Pode citar, sem alterações, o trecho do texto sobre a Política Nacional de Resíduos Sólidos que começa em "O CLP conversou" e termina em "especialista no assunto."?

## Trecho de origem
-------

Foto de Edilson Rodrigues da Agência Senado
O crescimento da população gerou uma consequente expansão na produção de lixo nas cidades, contudo, as políticas públicas de resíduos sólidos não acompanharam este aumento. Para reverter este cenário, após 20 anos de discussão no Congresso Nacional, a Política Nacional de Resíduos Sólidos (PNRS) foi sancionada em 2010, propondo orientações e a gestão compartilhada, no qual todos – governos, empresários e consumidores – deveriam agir em conjunto.
As cidades que já atendem serviços complexos como saúde e educação, justificam que não possuem recursos financeiros e técnicos para atender à diretriz federal. Além disso, com a recessão econômica e a diminuição de repasses financeiros, algumas prefeituras que estavam adequadas à lei, retrocederam para a utilização de aterros intermediários e lixões (confira matéria).
O CLP conversou com diversos prefeitos e prefeitas neste ano e constatou que a questão de resíduos sólidos representa mais um desafio que as cidades enfrentam. Para compreender melhor o assunto, preparamos um conteúdo sobre a PNRS e uma entrevista com um especialista no assunto.

-------

## Informações fornecidas
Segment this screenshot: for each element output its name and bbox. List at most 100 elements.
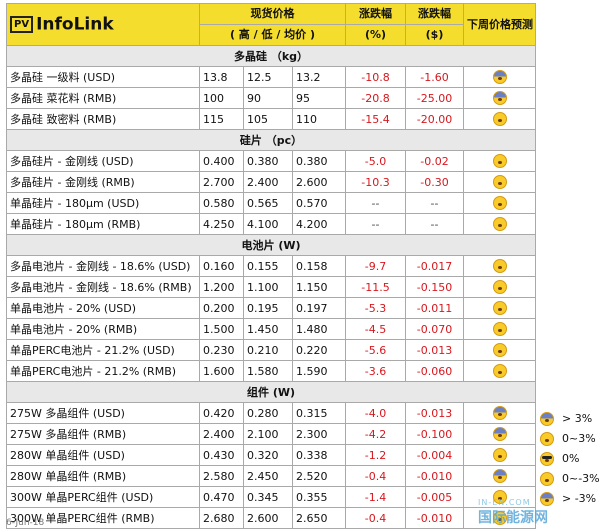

-------

## Resposta escrita
O CLP conversou com diversos prefeitos e prefeitas neste ano e constatou que a questão de resíduos sólidos representa mais um desafio que as cidades enfrentam. Para compreender melhor o assunto, preparamos um conteúdo sobre a PNRS e uma entrevista com um especialista no assunto.